Description of the task:
Find every line in the listing below that contains the string "interactable", matching case exactly, and copy each of those lines.

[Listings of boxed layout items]
====

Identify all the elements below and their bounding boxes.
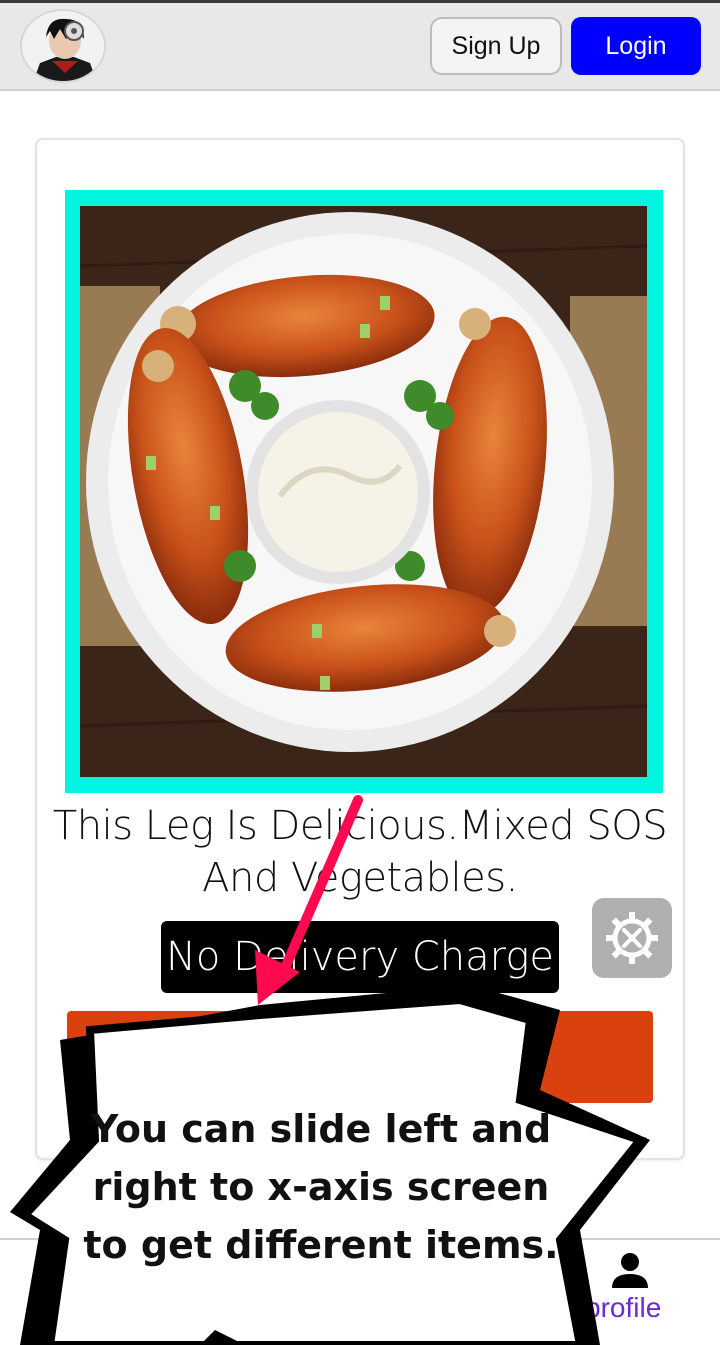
login-button[interactable]: Login bbox=[571, 17, 701, 75]
profile-icon[interactable] bbox=[610, 1252, 650, 1288]
header-bar: Sign Up Login bbox=[0, 3, 720, 91]
product-description: This Leg Is Delicious.Mixed SOS And Vege… bbox=[52, 803, 668, 901]
nav-home-label[interactable]: H bbox=[48, 1292, 68, 1324]
product-image[interactable] bbox=[80, 206, 647, 777]
nav-profile-label[interactable]: profile bbox=[585, 1292, 661, 1324]
tutorial-text: You can slide left and right to x-axis s… bbox=[83, 1107, 559, 1267]
settings-icon bbox=[606, 912, 658, 964]
delivery-badge: No Delivery Charge bbox=[161, 921, 559, 993]
order-button[interactable] bbox=[67, 1011, 653, 1103]
settings-button[interactable] bbox=[592, 898, 672, 978]
avatar[interactable] bbox=[20, 9, 106, 83]
sign-up-button[interactable]: Sign Up bbox=[430, 17, 562, 75]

====

Written solution:
login-button[interactable]: Login bbox=[571, 17, 701, 75]
profile-icon[interactable] bbox=[610, 1252, 650, 1288]
nav-home-label[interactable]: H bbox=[48, 1292, 68, 1324]
product-image[interactable] bbox=[80, 206, 647, 777]
nav-profile-label[interactable]: profile bbox=[585, 1292, 661, 1324]
order-button[interactable] bbox=[67, 1011, 653, 1103]
settings-button[interactable] bbox=[592, 898, 672, 978]
avatar[interactable] bbox=[20, 9, 106, 83]
sign-up-button[interactable]: Sign Up bbox=[430, 17, 562, 75]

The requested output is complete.